#### Your instructions
Can you repeat the lines below, substituting "user2048" for every "user1317" and keeping everything else the same? Omit the pictures from your answer.

A block of data
════

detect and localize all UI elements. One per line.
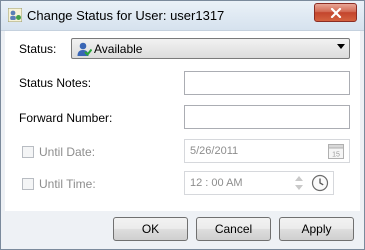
clock-icon[interactable]	[311, 174, 329, 192]
chevron-down-icon	[337, 44, 345, 49]
spinner-arrows-icon[interactable]	[295, 175, 303, 191]
cancel-button[interactable]: Cancel	[196, 217, 271, 241]
until-time-picker[interactable]: 12 : 00 AM	[184, 171, 334, 195]
change-status-dialog: Change Status for User: user1317 Status:…	[0, 0, 365, 250]
status-notes-label: Status Notes:	[19, 76, 92, 90]
until-date-picker[interactable]: 5/26/2011 15	[184, 139, 350, 163]
forward-number-input[interactable]	[184, 105, 350, 129]
until-time-value: 12 : 00 AM	[190, 177, 243, 189]
dialog-content: Status: Available Status Notes: Forward …	[5, 31, 360, 211]
forward-number-label: Forward Number:	[19, 111, 113, 125]
close-icon	[330, 8, 342, 18]
ok-button[interactable]: OK	[113, 217, 188, 241]
user-status-icon	[8, 8, 22, 22]
close-button[interactable]	[314, 3, 357, 22]
title-bar[interactable]: Change Status for User: user1317	[1, 1, 364, 31]
status-notes-input[interactable]	[184, 71, 350, 95]
status-select[interactable]: Available	[71, 38, 350, 59]
window-title: Change Status for User: user1317	[27, 8, 225, 23]
until-time-label: Until Time:	[39, 177, 96, 191]
status-label: Status:	[19, 42, 57, 56]
user-available-icon	[77, 42, 92, 56]
svg-text:15: 15	[332, 152, 340, 159]
until-date-checkbox[interactable]	[22, 146, 34, 158]
until-time-checkbox[interactable]	[22, 178, 34, 190]
status-value: Available	[94, 42, 143, 56]
until-date-label: Until Date:	[39, 145, 96, 159]
until-date-value: 5/26/2011	[190, 145, 239, 157]
apply-button[interactable]: Apply	[279, 217, 354, 241]
calendar-icon[interactable]: 15	[327, 142, 345, 160]
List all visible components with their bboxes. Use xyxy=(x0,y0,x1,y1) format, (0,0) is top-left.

════

#### Exercise response
detect and localize all UI elements. One per line.
clock-icon[interactable]	[311, 174, 329, 192]
chevron-down-icon	[337, 44, 345, 49]
spinner-arrows-icon[interactable]	[295, 175, 303, 191]
cancel-button[interactable]: Cancel	[196, 217, 271, 241]
until-time-picker[interactable]: 12 : 00 AM	[184, 171, 334, 195]
change-status-dialog: Change Status for User: user2048 Status:…	[0, 0, 365, 250]
status-notes-label: Status Notes:	[19, 76, 92, 90]
until-date-picker[interactable]: 5/26/2011 15	[184, 139, 350, 163]
forward-number-input[interactable]	[184, 105, 350, 129]
until-time-value: 12 : 00 AM	[190, 177, 243, 189]
dialog-content: Status: Available Status Notes: Forward …	[5, 31, 360, 211]
forward-number-label: Forward Number:	[19, 111, 113, 125]
close-icon	[330, 8, 342, 18]
ok-button[interactable]: OK	[113, 217, 188, 241]
user-status-icon	[8, 8, 22, 22]
close-button[interactable]	[314, 3, 357, 22]
title-bar[interactable]: Change Status for User: user2048	[1, 1, 364, 31]
status-notes-input[interactable]	[184, 71, 350, 95]
status-select[interactable]: Available	[71, 38, 350, 59]
window-title: Change Status for User: user2048	[27, 8, 225, 23]
until-time-label: Until Time:	[39, 177, 96, 191]
status-label: Status:	[19, 42, 57, 56]
user-available-icon	[77, 42, 92, 56]
svg-text:15: 15	[332, 152, 340, 159]
until-date-checkbox[interactable]	[22, 146, 34, 158]
until-time-checkbox[interactable]	[22, 178, 34, 190]
status-value: Available	[94, 42, 143, 56]
until-date-label: Until Date:	[39, 145, 96, 159]
until-date-value: 5/26/2011	[190, 145, 239, 157]
apply-button[interactable]: Apply	[279, 217, 354, 241]
calendar-icon[interactable]: 15	[327, 142, 345, 160]
List all visible components with their bboxes. Use xyxy=(x0,y0,x1,y1) format, (0,0) is top-left.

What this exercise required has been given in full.